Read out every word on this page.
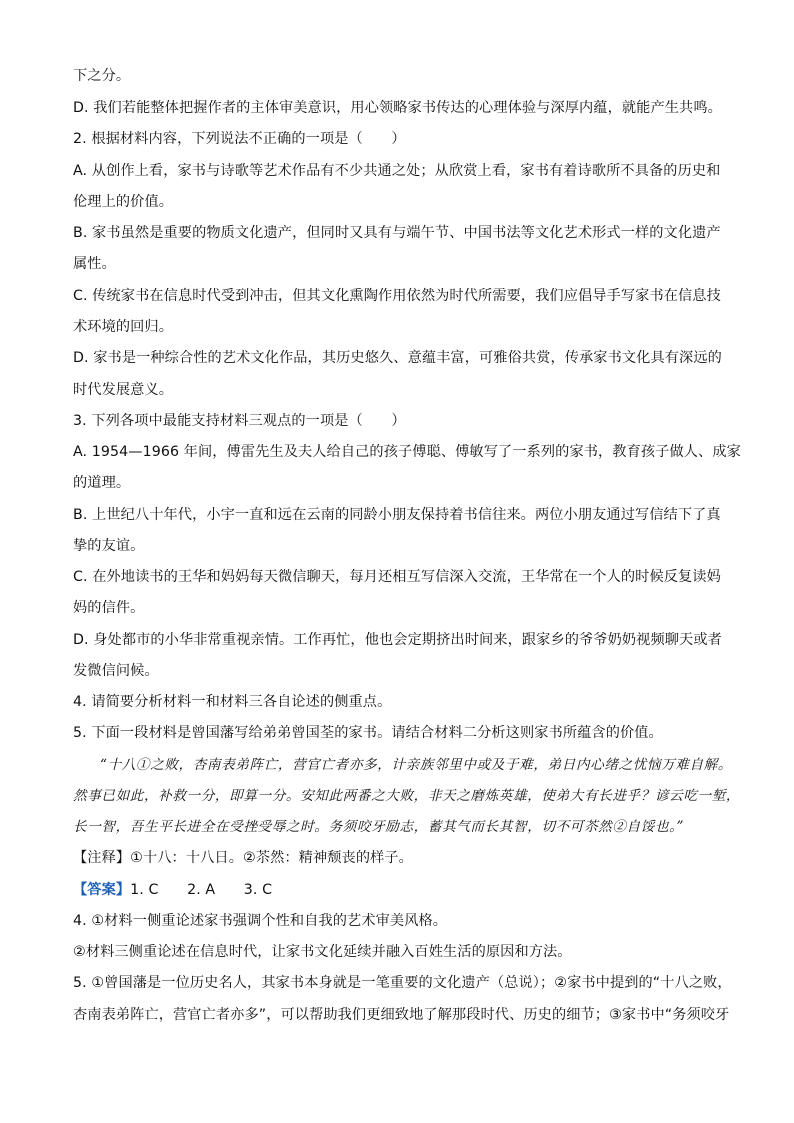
下之分。
D. 我们若能整体把握作者的主体审美意识，用心领略家书传达的心理体验与深厚内蕴，就能产生共鸣。
2. 根据材料内容，下列说法不正确的一项是（　　）
A. 从创作上看，家书与诗歌等艺术作品有不少共通之处；从欣赏上看，家书有着诗歌所不具备的历史和
伦理上的价值。
B. 家书虽然是重要的物质文化遗产，但同时又具有与端午节、中国书法等文化艺术形式一样的文化遗产
属性。
C. 传统家书在信息时代受到冲击，但其文化熏陶作用依然为时代所需要，我们应倡导手写家书在信息技
术环境的回归。
D. 家书是一种综合性的艺术文化作品，其历史悠久、意蕴丰富，可雅俗共赏，传承家书文化具有深远的
时代发展意义。
3. 下列各项中最能支持材料三观点的一项是（　　）
A. 1954—1966 年间，傅雷先生及夫人给自己的孩子傅聪、傅敏写了一系列的家书，教育孩子做人、成家
的道理。
B. 上世纪八十年代，小宇一直和远在云南的同龄小朋友保持着书信往来。两位小朋友通过写信结下了真
挚的友谊。
C. 在外地读书的王华和妈妈每天微信聊天，每月还相互写信深入交流，王华常在一个人的时候反复读妈
妈的信件。
D. 身处都市的小华非常重视亲情。工作再忙，他也会定期挤出时间来，跟家乡的爷爷奶奶视频聊天或者
发微信问候。
4. 请简要分析材料一和材料三各自论述的侧重点。
5. 下面一段材料是曾国藩写给弟弟曾国荃的家书。请结合材料二分析这则家书所蕴含的价值。
“十八①之败，杏南表弟阵亡，营官亡者亦多，计亲族邻里中或及于难，弟日内心绪之忧恼万难自解。
然事已如此，补救一分，即算一分。安知此两番之大败，非天之磨炼英雄，使弟大有长进乎？谚云吃一堑，
长一智，吾生平长进全在受挫受辱之时。务须咬牙励志，蓄其气而长其智，切不可苶然②自馁也。”
【注释】①十八：十八日。②苶然：精神颓丧的样子。
【答案】1. C　　2. A　　3. C
4. ①材料一侧重论述家书强调个性和自我的艺术审美风格。
②材料三侧重论述在信息时代，让家书文化延续并融入百姓生活的原因和方法。
5. ①曾国藩是一位历史名人，其家书本身就是一笔重要的文化遗产（总说）；②家书中提到的“十八之败，
杏南表弟阵亡，营官亡者亦多”，可以帮助我们更细致地了解那段时代、历史的细节；③家书中“务须咬牙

..........

* [What is expected]: Using the records above, copy every line that has the word "杏南表弟阵亡" in it.

* [The answer]:
“十八①之败，杏南表弟阵亡，营官亡者亦多，计亲族邻里中或及于难，弟日内心绪之忧恼万难自解。
杏南表弟阵亡，营官亡者亦多”，可以帮助我们更细致地了解那段时代、历史的细节；③家书中“务须咬牙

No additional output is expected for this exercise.